* [Given text]:
*** Begin section ***

According to the SEC's complaint, investor funds were not used as Peters claimed. Peters allegedly spent at least $4.4 million on such personal endeavors as remodeling a large farm in North Carolina, purchasing fine art for his home, and constructing a vacation home in Costa Rica. Peters also spent at least $4.9 million to make Ponzi payments to earlier investors.

The SEC seeks disgorgement of ill-gotten gains plus interest and penalties as well as injunctions. In a parallel action, the U.S. Attorney's Office for the Eastern District of North Carolina today announced criminal charges against Peters, including a charge that alleges that Peters attempted to withhold and conceal records from the SEC, fabricated records, and provided false testimony in the SEC's investigation of Peters' scheme.

FINRA Fines Raymond James $2 Million Over Emails

FINRA fined Raymond James Financial Services $2 million for failing to maintain reasonably designed supervisory systems and procedures for reviewing email communications.

*** End section ***

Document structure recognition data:
*** Begin section ***

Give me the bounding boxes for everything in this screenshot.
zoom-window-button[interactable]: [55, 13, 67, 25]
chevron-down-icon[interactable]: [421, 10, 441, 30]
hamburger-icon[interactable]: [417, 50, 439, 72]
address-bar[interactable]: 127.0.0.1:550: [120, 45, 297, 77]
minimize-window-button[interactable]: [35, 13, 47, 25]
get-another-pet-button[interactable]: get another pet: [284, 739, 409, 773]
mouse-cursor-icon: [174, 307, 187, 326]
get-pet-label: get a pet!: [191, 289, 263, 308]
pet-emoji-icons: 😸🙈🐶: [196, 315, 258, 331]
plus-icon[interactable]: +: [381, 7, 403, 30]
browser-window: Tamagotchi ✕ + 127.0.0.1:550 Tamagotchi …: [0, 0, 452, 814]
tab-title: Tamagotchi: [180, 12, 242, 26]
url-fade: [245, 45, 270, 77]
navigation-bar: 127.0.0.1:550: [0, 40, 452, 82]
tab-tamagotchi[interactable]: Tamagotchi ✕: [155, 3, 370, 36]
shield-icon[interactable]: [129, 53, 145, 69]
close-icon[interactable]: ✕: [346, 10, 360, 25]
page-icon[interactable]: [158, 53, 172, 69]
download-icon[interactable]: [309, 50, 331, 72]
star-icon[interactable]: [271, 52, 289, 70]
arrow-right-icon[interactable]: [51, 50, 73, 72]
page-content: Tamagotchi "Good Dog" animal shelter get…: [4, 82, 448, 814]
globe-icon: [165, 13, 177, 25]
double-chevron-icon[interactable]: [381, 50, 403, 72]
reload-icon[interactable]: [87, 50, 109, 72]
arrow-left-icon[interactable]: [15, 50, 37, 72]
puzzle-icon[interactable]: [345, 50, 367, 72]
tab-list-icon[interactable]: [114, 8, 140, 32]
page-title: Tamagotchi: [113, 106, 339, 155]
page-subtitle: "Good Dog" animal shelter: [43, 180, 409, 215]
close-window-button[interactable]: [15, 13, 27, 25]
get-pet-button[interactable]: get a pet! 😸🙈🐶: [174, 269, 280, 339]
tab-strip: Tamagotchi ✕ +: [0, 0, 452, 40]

*** End section ***

According to the given text, how much did Peters allegedly spend to make Ponzi payments to earlier investors?

* [Task output]: At least $4.9 million.